:: Document passage ::
=======

HISTORICAL DEVELOPMENT OF THE CITY OF ROCKS REGION (continued)
The City of Rocks' most consistent and economically successful usage has been as range land. In 1880, residents of the Marsh Basin (Albion), Elba, and Almo enumeration districts described themselves most often as ranchers. The economic success and the subsistence of these communities was in large part dependent upon cattle and sheep run on public land; agricultural endeavors were designed primarily to provide a family's subsistence and to sustain their herds during the winter months.
The droughts and winters of the 1880s and 1890s and the arrival of homesteaders within the watered valleys had ended the open-range cattle industry; neither, however, had dramatically affected stockmen's summer use of the non-cultivable, unsettled, high-elevation summer range, of which the City of Rocks was a part: "The range was considered free, with the only means of control by ownership or occupancy of the watering places."  Until the articulation and implementation of a national range conservation program, Snake River basin ranchers continued to overstock and overgraze this range, with little respect for growing seasons or carrying capacity. The circa 1890 arrival in force of sheepmen (many of them Mormon) to the basin heightened the conflict over increasingly rare and increasingly valuable range resources.
Sheep first challenged the supremacy of cattle in the City of Rocks region in the 1870s, when they were trailed in large numbers east from California, depleting the feed in a wide swath running through the Raft River Valley. Their numbers increased significantly in response to the winters of 1885 and 1889 when cattlemen found that they could more cheaply restock with sheep and as a result of Mormon settlement. Approximately 60 wool growers operated out of Oakley by 1882. By the late 1880s, sheep were rapidly replacing cattle in Cassia County, and by 1900 two million sheep grazed the Idaho range.
By 1905, 150,000 sheep grazed on land later defined as the Minidoka National Forest, most of these in the Cassia East Division surrounding Oakley, Idaho, just west of the City of Rocks; many of these bands used the City of Rocks region as late summer feed when the range within and west of the Goose Creek Valley had been exhausted. 
To the south and west of the City of Rocks, sheep competed directly with cattle for available forage; their arrival did not go unchallenged. Oakley cattleman A. J. Tolman remembered that "everything was prosperous peaceful until the sheepmen began encroaching upon the grazing land in the mountains surrounding the valley."  Using their substantial political clout, cattlemen pushed passage of the "Two Mile Act" (1874), making it illegal, in specified counties, for sheep to be grazed or herded on the "possessory claims" of others or to be grazed within 2 miles of any dwelling. In 1883, the Idaho legislature at the behest of both cattle barons and homesteaders strengthened the 1874 act with passage of the Priority Rights Law, making it illegal to range sheep where cattle had been grazed.

=======

:: Exercise objective ::
In the City of Rocks history passage, list every enumeration district whose 1880 residents are described as mostly ranchers. The data below is drawn from a separate source and is not connected to the City of Rocks history passage.

(Element and region data)

=======

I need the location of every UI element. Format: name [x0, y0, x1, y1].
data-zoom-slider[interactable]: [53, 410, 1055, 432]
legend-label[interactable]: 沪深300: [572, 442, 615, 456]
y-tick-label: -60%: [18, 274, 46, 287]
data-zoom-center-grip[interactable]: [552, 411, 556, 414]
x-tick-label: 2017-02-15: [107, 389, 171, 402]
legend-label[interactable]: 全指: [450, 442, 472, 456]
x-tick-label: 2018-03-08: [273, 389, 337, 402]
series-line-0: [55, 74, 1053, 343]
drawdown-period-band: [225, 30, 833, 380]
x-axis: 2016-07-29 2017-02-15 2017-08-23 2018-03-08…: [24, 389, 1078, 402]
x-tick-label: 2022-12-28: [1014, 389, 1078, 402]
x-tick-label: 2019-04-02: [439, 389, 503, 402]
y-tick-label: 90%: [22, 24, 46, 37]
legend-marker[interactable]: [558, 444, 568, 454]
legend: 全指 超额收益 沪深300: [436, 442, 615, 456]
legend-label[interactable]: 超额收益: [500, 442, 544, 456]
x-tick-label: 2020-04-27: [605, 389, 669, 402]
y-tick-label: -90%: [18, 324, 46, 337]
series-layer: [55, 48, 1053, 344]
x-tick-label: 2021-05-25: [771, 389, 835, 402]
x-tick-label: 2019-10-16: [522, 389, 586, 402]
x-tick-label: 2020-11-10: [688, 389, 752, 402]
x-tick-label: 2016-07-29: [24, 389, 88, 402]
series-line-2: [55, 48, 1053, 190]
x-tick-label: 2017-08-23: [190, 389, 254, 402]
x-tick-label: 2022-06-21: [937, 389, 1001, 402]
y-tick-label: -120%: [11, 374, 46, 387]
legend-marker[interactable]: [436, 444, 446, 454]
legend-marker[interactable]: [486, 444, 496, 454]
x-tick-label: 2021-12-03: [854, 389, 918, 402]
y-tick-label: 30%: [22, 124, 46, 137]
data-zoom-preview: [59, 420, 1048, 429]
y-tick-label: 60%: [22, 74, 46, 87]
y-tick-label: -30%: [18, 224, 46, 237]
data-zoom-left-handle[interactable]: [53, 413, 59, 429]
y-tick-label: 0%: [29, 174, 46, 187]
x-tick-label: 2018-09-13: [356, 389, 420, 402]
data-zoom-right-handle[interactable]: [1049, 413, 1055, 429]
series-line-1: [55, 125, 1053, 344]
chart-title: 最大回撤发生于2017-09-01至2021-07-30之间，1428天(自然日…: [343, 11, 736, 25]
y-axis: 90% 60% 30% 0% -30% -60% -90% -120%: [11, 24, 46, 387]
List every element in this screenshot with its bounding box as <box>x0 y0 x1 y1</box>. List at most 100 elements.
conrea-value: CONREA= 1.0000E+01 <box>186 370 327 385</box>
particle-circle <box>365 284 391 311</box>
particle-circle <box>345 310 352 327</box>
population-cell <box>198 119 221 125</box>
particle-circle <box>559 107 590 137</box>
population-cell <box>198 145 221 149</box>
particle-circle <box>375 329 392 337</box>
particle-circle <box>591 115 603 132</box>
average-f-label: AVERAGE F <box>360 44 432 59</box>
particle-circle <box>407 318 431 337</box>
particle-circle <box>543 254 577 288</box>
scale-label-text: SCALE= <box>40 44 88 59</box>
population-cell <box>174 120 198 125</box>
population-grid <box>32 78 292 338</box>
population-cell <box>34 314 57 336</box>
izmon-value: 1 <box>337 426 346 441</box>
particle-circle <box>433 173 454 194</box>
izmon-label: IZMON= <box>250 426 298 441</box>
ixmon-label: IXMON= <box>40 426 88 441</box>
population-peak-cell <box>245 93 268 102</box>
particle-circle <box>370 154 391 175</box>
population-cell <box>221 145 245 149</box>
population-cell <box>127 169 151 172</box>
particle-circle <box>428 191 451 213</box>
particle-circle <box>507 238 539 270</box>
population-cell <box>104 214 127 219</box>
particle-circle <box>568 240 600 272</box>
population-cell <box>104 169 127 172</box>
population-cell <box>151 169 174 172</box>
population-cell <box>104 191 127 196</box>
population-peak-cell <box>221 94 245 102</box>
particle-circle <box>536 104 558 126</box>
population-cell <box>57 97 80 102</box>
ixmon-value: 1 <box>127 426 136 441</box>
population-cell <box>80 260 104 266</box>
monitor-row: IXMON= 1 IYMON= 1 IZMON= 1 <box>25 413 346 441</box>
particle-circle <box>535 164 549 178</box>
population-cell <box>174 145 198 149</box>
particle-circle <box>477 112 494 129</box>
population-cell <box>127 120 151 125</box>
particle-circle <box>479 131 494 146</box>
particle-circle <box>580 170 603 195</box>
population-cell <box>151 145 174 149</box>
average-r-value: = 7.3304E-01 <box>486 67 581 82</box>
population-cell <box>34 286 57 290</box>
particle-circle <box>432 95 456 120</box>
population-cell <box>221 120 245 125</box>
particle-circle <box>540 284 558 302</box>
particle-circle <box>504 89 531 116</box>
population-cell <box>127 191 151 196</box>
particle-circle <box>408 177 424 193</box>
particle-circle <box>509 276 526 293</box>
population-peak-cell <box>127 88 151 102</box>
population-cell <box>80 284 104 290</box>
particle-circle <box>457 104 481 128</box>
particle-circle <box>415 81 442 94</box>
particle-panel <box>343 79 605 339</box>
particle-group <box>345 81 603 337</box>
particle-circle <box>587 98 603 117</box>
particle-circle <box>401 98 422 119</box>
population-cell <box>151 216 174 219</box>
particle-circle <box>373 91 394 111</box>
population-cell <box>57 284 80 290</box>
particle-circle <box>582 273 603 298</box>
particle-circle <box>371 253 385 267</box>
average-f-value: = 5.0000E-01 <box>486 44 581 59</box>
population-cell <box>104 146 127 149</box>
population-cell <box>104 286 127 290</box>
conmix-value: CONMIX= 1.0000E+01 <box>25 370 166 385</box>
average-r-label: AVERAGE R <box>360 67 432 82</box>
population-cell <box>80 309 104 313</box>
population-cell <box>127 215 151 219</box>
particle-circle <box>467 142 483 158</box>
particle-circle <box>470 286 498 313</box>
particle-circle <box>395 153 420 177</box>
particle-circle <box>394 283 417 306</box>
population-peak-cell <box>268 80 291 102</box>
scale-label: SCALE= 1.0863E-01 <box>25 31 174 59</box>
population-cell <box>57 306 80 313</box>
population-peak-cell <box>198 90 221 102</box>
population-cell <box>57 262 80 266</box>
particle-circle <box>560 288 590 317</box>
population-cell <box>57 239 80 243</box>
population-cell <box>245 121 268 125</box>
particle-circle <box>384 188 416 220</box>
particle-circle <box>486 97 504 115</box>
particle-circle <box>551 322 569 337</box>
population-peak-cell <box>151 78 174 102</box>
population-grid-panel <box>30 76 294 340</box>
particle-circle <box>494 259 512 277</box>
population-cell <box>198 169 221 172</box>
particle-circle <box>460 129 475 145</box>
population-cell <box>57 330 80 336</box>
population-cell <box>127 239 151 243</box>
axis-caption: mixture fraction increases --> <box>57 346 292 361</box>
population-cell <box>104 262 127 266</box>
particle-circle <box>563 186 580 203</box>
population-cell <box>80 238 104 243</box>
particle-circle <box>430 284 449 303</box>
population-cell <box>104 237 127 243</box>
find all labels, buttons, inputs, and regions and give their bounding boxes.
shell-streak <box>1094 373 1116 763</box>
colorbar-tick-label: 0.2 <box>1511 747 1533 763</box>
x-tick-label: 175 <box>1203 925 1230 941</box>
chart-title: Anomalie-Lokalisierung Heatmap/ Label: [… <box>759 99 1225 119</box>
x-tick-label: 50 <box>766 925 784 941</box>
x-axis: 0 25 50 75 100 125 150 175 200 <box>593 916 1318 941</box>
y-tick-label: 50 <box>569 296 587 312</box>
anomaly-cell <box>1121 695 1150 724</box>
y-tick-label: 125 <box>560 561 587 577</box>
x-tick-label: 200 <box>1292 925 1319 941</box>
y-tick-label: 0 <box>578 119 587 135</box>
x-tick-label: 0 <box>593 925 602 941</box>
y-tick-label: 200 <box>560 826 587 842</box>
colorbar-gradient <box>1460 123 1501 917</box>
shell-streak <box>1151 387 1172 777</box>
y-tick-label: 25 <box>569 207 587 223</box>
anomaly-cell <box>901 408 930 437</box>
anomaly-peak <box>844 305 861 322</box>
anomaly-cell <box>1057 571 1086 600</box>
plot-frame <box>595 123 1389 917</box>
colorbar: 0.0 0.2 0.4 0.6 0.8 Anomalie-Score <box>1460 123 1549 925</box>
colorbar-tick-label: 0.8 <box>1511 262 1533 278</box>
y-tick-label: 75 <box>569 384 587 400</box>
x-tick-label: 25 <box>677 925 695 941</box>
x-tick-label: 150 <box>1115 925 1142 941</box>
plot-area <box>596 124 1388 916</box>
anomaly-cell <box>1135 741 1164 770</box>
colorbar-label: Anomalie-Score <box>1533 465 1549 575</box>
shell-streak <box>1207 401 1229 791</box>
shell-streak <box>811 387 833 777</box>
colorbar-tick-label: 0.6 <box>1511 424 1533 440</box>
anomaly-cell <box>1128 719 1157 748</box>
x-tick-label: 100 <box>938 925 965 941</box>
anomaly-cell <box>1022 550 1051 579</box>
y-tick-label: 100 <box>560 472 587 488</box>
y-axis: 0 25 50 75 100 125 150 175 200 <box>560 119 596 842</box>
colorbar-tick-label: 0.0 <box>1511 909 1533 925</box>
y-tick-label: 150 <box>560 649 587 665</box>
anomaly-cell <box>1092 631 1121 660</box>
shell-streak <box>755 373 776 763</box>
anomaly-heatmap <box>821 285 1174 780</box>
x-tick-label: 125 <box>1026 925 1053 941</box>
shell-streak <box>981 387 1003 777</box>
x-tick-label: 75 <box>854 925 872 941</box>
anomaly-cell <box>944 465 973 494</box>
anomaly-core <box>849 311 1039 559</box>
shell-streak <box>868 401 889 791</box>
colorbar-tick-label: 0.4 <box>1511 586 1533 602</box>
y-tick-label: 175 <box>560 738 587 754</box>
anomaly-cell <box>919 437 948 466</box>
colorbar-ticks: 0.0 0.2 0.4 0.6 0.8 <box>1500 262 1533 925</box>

=======

:: Solution to the problem ::
- Marsh Basin (Albion)
- Elba
- Almo